__Exercise goal__
How many lines in the entries below contain "Costituzione"? Answer with the number only.

__Data section__
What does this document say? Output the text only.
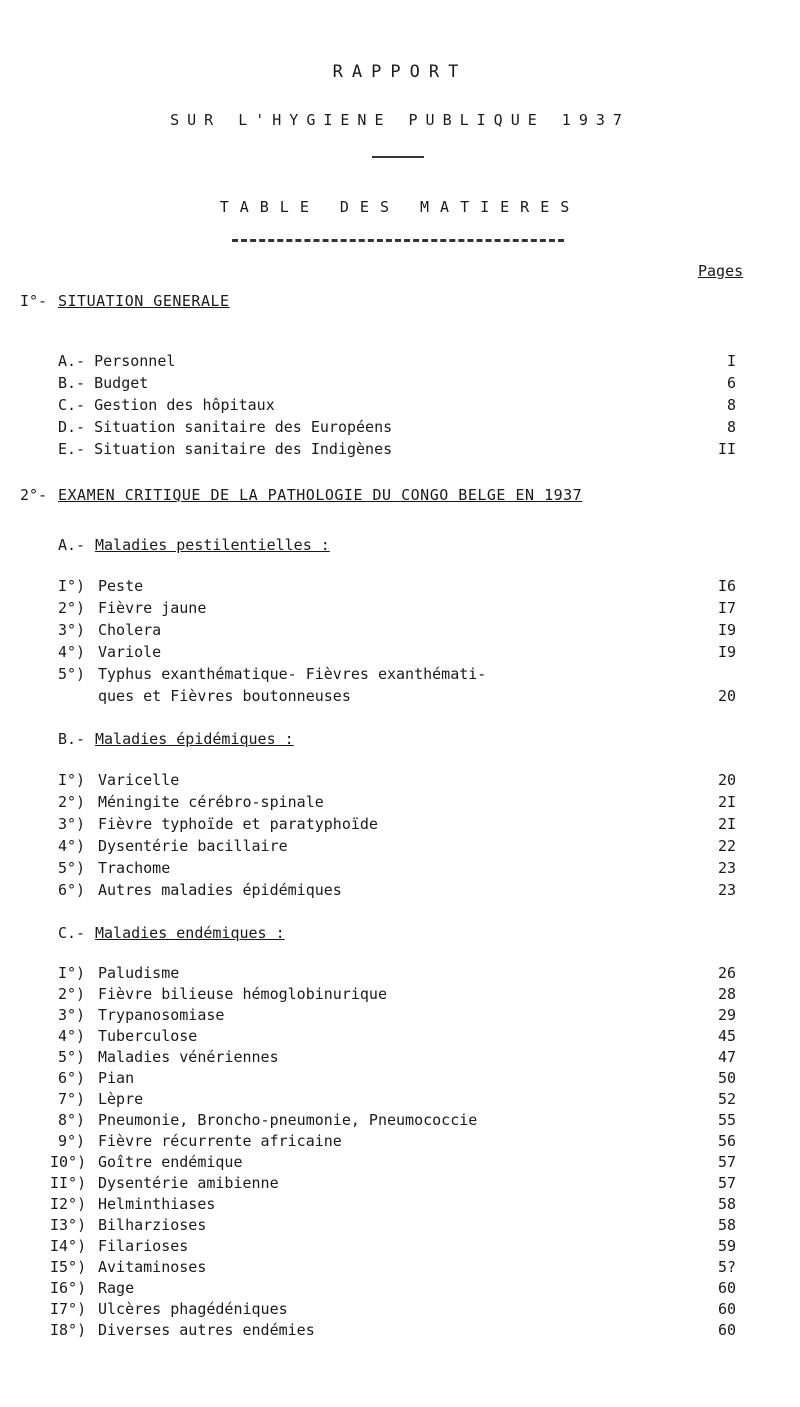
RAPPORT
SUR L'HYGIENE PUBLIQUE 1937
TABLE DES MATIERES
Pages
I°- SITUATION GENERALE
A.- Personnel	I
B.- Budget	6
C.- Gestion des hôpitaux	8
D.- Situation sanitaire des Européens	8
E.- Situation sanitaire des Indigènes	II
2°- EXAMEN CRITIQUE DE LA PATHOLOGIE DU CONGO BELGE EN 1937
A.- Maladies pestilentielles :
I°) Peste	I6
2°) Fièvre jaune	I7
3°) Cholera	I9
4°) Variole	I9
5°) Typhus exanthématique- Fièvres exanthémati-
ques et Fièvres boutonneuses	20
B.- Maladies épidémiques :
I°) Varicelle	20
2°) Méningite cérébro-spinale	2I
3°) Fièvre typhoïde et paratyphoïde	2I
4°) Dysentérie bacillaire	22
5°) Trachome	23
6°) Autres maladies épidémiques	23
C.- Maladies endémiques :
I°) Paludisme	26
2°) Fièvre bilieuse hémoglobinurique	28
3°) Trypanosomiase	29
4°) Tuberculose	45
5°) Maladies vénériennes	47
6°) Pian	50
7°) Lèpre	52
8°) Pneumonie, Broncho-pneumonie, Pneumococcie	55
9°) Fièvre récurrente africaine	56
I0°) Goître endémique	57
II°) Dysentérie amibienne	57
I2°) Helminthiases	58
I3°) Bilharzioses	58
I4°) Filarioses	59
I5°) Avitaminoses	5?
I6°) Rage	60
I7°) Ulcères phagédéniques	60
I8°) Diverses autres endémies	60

---

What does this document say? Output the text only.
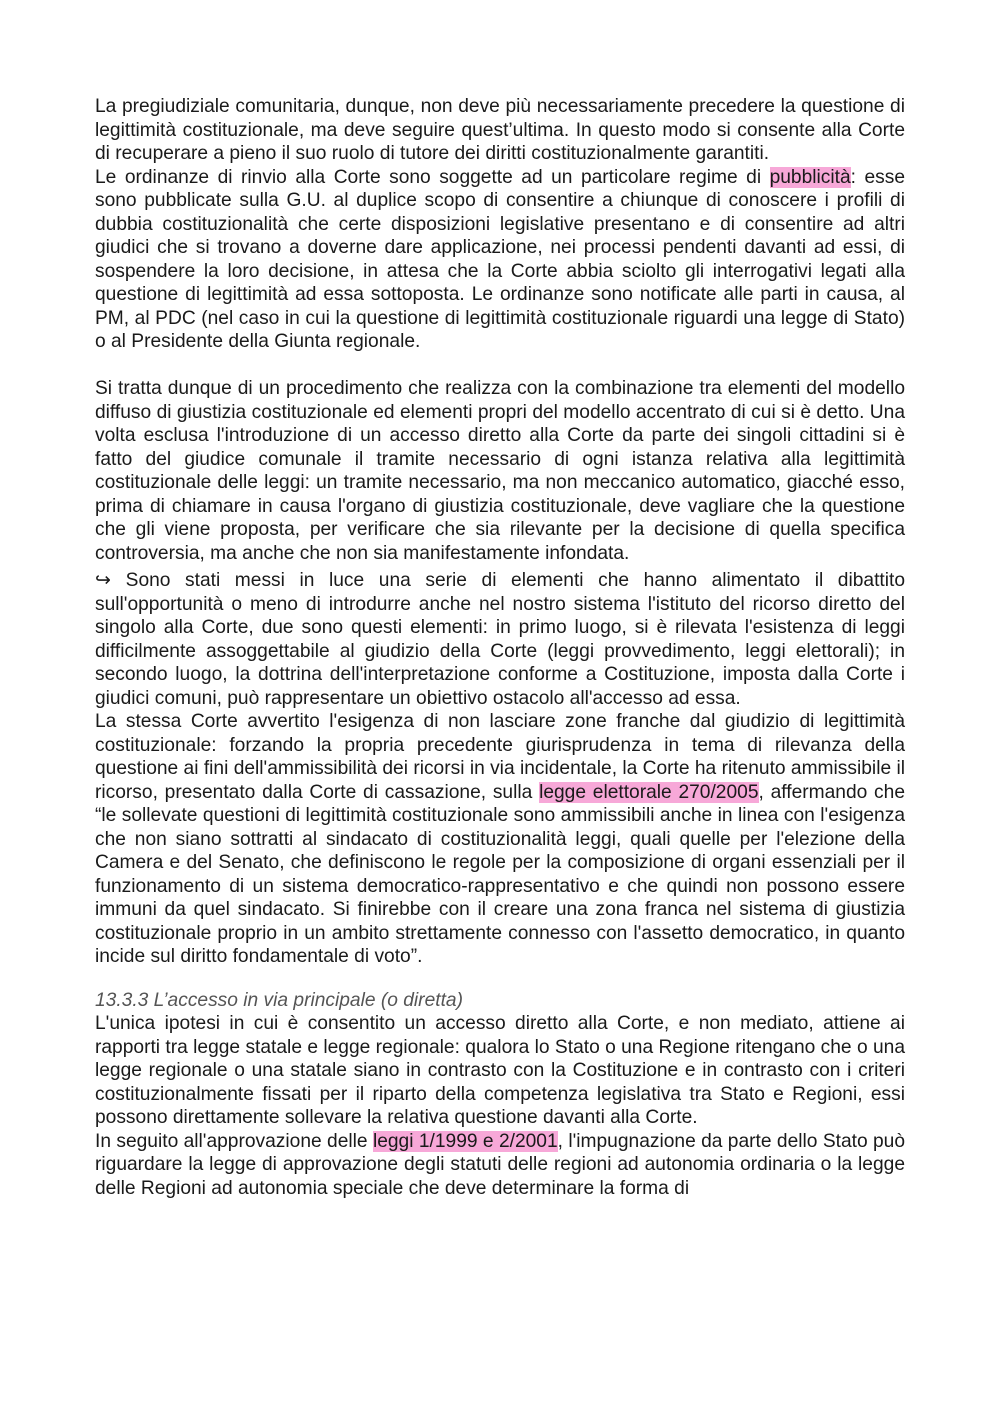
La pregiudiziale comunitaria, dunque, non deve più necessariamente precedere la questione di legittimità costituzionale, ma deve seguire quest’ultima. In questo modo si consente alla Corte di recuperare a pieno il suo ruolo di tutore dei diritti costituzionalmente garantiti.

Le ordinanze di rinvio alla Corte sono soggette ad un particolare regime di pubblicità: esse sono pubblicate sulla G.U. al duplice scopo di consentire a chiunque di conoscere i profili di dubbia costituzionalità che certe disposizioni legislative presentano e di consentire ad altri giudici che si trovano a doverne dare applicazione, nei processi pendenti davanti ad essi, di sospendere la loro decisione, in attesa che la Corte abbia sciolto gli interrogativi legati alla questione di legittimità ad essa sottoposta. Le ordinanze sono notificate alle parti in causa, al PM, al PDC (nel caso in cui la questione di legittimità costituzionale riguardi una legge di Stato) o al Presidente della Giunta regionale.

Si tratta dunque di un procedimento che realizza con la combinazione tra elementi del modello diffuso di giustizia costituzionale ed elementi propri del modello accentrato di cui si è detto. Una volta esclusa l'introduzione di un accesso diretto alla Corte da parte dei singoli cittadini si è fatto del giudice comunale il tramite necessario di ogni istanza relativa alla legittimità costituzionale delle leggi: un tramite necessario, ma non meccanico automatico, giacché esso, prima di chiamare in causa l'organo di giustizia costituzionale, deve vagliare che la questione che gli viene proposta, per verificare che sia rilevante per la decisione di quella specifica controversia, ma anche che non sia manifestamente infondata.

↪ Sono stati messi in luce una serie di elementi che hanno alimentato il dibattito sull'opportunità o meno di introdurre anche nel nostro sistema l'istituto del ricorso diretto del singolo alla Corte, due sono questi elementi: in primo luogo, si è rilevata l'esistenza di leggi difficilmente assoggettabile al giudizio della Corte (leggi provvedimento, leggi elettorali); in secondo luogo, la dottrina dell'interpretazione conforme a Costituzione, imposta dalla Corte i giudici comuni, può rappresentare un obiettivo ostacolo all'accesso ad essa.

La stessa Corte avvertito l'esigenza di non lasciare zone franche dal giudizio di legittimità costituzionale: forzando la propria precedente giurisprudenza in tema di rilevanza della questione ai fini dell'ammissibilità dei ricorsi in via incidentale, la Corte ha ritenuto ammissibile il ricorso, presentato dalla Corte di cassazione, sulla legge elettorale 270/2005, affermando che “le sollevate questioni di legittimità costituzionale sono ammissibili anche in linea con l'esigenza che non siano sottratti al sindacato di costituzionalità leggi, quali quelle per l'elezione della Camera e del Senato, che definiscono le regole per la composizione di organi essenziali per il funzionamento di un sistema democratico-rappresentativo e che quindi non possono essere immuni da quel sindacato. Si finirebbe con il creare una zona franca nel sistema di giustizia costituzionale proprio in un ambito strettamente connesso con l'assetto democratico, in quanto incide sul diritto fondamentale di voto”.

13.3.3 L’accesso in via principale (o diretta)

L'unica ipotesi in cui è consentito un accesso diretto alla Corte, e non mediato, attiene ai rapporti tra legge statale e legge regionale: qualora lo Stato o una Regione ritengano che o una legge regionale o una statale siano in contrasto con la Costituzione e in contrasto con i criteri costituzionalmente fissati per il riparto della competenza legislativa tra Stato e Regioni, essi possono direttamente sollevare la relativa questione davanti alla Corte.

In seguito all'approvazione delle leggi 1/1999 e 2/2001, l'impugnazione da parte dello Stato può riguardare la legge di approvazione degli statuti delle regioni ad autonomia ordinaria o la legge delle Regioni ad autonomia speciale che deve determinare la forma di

__Solution for this problem__
2